Exercise directions ▸ Wherever the string "πολύ" appears in the listing, copy that line.

Extracted entries ▸

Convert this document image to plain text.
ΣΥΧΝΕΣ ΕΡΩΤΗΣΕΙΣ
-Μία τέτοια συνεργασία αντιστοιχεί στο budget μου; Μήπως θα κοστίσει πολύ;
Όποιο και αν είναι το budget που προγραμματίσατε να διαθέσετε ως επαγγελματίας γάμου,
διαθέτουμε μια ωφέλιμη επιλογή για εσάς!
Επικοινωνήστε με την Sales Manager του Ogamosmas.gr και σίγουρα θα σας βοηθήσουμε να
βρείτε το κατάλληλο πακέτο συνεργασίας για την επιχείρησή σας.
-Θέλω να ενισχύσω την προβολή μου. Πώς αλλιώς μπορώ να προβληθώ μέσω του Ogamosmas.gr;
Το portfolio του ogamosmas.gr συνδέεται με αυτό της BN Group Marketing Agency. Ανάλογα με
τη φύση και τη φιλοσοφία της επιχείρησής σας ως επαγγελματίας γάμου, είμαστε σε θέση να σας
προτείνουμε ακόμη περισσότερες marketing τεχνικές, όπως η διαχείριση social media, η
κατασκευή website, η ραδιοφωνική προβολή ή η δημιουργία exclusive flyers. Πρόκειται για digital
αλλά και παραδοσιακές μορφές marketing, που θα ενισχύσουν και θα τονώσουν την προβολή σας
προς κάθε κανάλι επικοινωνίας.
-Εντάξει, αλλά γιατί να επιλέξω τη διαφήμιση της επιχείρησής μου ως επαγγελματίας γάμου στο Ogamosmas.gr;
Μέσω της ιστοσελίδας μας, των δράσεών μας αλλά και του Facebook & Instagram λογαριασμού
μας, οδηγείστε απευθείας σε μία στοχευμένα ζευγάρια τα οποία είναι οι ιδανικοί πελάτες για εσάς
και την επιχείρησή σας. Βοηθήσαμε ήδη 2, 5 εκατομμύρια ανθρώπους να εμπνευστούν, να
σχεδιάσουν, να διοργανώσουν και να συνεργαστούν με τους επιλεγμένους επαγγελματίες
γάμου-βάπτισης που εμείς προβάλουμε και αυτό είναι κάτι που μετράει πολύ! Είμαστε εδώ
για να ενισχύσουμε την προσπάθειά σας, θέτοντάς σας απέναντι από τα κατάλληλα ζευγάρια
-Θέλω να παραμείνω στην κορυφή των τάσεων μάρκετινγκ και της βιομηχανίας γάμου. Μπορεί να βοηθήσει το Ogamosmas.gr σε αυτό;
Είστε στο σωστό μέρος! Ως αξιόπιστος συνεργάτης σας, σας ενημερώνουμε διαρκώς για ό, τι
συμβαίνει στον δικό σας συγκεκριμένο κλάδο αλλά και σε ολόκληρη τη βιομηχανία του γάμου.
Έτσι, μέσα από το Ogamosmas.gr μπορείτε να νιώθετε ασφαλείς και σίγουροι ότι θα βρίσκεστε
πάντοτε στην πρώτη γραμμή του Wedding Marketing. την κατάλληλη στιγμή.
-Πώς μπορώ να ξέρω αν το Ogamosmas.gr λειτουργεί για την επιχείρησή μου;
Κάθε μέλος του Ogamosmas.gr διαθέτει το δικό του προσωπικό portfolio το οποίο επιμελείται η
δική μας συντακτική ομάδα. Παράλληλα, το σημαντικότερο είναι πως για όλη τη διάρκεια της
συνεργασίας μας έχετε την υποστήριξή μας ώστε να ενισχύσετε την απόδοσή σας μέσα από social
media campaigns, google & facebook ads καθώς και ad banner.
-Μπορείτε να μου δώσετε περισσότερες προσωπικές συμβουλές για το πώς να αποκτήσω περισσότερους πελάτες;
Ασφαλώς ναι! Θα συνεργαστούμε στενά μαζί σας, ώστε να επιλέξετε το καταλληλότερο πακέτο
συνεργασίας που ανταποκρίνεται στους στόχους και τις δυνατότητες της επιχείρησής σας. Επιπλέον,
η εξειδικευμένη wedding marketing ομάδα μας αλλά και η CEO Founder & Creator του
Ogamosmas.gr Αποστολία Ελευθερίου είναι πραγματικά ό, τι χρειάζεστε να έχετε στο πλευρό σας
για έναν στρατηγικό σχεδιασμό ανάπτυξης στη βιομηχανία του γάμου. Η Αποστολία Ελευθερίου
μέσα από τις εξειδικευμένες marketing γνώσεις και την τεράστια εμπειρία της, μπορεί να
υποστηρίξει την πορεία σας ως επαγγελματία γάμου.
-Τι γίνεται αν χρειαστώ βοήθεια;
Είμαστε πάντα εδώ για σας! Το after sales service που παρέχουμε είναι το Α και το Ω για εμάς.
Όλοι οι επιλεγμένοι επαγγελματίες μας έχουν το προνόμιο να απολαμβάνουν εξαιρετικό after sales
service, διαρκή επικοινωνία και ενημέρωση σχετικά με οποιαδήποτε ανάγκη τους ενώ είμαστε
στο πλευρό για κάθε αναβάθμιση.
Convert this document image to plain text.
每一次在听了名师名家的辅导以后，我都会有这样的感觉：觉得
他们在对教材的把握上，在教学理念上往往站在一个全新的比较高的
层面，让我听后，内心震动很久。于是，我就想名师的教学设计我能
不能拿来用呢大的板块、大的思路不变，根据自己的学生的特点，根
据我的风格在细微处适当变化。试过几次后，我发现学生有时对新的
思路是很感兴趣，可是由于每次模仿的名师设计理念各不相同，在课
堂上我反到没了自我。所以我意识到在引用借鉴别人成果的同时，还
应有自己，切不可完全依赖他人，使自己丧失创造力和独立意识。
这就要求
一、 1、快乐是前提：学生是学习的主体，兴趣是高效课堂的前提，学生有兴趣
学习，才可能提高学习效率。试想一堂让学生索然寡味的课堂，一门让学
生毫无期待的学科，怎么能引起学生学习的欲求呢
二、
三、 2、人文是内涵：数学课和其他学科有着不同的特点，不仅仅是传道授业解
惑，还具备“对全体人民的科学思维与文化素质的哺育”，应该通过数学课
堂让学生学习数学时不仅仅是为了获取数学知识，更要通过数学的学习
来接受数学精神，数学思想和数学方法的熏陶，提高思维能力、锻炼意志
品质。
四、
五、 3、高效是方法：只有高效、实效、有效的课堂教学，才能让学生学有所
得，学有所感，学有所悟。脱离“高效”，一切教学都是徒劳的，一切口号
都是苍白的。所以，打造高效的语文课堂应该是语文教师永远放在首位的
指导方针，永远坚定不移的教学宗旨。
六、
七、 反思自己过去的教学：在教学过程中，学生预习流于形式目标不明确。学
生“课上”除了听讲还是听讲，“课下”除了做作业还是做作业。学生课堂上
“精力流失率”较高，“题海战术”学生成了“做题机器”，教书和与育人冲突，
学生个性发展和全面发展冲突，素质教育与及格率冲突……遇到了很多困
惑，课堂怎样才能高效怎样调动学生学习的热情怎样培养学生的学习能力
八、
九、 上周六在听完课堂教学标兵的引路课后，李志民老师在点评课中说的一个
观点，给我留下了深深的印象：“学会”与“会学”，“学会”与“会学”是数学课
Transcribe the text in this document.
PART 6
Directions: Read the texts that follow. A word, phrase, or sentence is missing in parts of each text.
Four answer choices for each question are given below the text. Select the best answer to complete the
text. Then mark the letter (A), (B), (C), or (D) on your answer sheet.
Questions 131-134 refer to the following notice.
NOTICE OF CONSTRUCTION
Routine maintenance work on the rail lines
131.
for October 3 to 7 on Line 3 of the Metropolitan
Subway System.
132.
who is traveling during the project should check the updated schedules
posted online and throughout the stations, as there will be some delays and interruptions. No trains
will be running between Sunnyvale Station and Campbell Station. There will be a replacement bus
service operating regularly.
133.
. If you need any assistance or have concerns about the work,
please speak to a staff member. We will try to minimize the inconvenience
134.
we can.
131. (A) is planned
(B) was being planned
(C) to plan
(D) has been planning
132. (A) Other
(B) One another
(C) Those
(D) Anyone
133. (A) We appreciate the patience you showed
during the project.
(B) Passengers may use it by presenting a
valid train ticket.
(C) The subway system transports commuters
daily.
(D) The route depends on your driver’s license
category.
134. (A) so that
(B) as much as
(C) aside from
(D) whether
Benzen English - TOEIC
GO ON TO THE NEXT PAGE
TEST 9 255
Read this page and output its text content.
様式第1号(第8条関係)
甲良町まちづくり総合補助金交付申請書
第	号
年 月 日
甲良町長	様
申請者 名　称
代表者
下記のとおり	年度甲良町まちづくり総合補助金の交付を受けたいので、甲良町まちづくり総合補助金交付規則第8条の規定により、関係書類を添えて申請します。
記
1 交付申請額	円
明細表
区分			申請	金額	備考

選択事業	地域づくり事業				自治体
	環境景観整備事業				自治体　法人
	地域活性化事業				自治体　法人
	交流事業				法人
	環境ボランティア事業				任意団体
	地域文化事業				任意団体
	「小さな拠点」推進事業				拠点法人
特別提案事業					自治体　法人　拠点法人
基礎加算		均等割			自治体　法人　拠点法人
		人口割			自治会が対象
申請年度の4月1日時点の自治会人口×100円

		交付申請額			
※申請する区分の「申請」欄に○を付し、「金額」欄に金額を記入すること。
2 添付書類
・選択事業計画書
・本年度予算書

Result for this exercise ▸
-Μία τέτοια συνεργασία αντιστοιχεί στο budget μου; Μήπως θα κοστίσει πολύ;
γάμου-βάπτισης που εμείς προβάλουμε και αυτό είναι κάτι που μετράει πολύ! Είμαστε εδώ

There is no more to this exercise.